■ **Instructions to follow**
Below are the records. List every line holding the word "this".

— START Dataset —

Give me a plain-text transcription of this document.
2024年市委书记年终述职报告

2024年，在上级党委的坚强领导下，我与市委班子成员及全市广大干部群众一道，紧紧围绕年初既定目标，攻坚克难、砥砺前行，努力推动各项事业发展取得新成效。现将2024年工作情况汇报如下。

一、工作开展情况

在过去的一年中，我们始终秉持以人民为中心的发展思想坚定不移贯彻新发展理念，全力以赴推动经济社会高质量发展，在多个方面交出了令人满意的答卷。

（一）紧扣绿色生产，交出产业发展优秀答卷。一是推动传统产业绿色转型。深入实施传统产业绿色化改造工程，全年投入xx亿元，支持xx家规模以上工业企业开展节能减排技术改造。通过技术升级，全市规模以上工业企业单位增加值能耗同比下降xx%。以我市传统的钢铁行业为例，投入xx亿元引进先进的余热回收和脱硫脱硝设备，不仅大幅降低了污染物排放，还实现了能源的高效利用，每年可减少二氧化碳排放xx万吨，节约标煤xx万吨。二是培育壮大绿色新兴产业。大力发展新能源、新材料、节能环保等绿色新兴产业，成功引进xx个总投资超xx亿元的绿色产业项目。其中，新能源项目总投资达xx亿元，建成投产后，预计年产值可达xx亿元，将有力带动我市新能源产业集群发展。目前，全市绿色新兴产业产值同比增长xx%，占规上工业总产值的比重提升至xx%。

— END Dataset —
— START Dataset —

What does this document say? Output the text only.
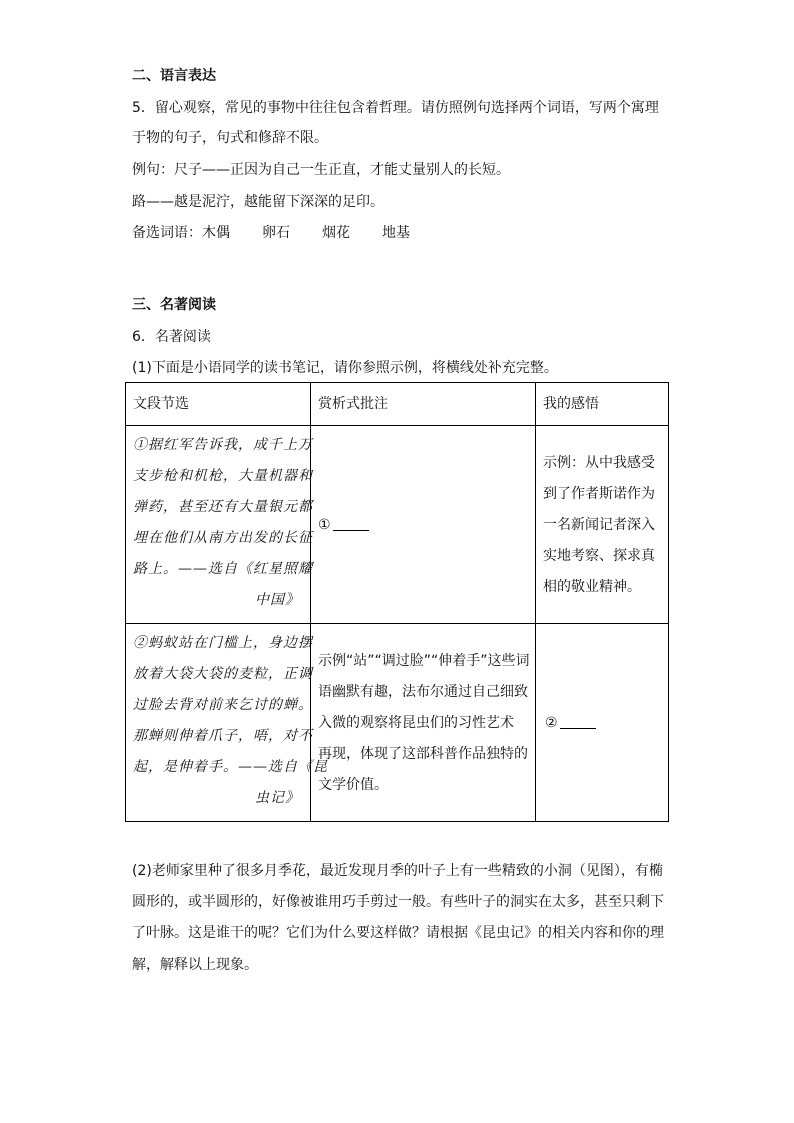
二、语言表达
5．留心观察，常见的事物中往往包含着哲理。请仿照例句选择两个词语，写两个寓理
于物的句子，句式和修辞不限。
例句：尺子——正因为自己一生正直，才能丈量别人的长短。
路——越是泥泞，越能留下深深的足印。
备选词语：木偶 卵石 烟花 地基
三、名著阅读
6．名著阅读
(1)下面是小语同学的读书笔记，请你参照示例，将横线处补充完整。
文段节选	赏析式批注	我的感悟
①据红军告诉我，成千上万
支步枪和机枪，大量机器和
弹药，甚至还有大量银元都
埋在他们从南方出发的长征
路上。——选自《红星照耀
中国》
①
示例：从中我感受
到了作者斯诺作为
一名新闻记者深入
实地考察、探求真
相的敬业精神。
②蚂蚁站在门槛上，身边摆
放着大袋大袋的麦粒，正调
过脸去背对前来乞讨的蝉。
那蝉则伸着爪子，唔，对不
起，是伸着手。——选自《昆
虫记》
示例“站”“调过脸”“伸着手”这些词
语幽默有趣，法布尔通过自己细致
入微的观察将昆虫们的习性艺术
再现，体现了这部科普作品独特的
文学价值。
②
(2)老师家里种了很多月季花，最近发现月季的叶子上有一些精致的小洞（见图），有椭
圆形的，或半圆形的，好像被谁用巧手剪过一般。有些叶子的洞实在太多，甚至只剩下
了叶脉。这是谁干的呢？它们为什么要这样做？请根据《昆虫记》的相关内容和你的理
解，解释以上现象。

— END Dataset —

■ **The solution**
Give me a plain-text transcription of this document.
What does this document say? Output the text only.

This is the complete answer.